> **Dataset items**:
....
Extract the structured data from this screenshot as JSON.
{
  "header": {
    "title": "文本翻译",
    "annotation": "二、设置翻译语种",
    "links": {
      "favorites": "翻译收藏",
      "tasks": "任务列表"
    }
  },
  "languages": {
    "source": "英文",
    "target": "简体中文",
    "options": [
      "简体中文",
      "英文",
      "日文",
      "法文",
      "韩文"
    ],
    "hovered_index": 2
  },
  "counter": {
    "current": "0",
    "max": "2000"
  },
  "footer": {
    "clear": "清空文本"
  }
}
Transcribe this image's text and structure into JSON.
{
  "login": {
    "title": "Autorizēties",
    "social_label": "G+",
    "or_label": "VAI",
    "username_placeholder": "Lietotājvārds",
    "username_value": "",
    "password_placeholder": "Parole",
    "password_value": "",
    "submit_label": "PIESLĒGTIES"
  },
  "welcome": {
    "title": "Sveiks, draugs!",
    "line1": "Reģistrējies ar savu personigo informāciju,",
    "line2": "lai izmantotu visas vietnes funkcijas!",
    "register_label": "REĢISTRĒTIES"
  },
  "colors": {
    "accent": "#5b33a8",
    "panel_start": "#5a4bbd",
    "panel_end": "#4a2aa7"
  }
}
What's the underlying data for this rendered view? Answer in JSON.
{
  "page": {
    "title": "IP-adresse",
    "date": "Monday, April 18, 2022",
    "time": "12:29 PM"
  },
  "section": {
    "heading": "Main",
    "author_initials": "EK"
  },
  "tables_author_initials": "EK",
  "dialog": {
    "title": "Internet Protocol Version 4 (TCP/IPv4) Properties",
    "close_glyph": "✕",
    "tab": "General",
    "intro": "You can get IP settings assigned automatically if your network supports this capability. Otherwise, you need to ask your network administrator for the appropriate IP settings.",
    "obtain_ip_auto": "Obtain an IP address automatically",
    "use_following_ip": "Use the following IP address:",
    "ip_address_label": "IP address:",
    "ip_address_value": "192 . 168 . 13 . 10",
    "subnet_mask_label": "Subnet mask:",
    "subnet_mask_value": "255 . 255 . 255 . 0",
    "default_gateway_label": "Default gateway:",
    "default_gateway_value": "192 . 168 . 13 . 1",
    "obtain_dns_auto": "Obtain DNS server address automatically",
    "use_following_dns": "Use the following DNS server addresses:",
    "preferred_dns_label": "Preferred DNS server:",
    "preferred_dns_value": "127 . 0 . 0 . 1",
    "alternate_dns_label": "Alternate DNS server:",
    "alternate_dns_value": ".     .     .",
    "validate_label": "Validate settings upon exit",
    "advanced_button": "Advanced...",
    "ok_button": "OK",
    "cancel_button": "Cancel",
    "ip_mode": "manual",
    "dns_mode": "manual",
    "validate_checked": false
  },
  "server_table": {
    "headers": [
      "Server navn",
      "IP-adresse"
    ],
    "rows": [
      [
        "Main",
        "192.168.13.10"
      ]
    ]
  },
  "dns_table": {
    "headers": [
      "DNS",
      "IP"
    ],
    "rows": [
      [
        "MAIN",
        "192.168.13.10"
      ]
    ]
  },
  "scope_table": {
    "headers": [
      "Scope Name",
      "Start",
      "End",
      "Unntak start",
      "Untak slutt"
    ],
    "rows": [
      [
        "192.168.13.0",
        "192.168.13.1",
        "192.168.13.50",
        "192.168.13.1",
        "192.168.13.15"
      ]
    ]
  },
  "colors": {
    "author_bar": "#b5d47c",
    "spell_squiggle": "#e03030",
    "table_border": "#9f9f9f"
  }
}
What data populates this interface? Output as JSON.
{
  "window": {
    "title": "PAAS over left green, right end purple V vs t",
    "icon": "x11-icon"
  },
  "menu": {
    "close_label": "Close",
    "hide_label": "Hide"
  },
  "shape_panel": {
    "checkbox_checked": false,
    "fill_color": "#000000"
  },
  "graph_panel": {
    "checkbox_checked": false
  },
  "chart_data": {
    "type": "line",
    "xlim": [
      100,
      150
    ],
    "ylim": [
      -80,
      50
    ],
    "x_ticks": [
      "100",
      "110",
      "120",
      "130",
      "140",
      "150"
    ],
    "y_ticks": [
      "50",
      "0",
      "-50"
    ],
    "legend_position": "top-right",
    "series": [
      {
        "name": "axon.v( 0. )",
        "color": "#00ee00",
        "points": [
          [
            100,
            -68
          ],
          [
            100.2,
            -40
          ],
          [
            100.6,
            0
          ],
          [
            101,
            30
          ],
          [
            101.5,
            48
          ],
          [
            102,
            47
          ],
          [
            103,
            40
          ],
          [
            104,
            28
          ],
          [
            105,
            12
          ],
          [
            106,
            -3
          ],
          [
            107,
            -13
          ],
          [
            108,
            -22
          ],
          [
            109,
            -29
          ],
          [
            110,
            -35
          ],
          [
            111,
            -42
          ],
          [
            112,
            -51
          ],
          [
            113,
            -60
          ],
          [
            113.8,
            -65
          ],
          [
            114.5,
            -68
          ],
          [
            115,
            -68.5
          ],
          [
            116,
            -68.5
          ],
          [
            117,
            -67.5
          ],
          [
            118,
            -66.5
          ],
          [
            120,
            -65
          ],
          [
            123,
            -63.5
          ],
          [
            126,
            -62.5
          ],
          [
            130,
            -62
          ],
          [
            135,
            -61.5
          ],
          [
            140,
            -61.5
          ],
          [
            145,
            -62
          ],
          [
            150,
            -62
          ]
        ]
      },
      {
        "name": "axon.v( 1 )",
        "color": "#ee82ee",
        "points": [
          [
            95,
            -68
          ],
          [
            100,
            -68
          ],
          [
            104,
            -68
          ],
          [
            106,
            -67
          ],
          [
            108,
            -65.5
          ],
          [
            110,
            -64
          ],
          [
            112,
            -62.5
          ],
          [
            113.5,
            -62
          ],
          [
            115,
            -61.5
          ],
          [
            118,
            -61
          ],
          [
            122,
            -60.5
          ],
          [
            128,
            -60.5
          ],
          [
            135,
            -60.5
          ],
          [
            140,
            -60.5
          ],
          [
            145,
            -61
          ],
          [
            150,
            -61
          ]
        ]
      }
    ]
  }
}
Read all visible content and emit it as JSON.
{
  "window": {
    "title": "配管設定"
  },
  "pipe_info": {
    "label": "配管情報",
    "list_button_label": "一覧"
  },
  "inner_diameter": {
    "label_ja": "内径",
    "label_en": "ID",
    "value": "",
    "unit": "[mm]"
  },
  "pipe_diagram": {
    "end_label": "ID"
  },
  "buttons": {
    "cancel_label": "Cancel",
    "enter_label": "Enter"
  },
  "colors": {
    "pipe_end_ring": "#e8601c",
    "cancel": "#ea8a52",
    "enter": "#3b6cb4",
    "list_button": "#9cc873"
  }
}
....
Beginning at the line that holds "Read all visible content and emit it as JSON.", write out word for word each line through the end of the records.

Read all visible content and emit it as JSON.
{
  "window": {
    "title": "配管設定"
  },
  "pipe_info": {
    "label": "配管情報",
    "list_button_label": "一覧"
  },
  "inner_diameter": {
    "label_ja": "内径",
    "label_en": "ID",
    "value": "",
    "unit": "[mm]"
  },
  "pipe_diagram": {
    "end_label": "ID"
  },
  "buttons": {
    "cancel_label": "Cancel",
    "enter_label": "Enter"
  },
  "colors": {
    "pipe_end_ring": "#e8601c",
    "cancel": "#ea8a52",
    "enter": "#3b6cb4",
    "list_button": "#9cc873"
  }
}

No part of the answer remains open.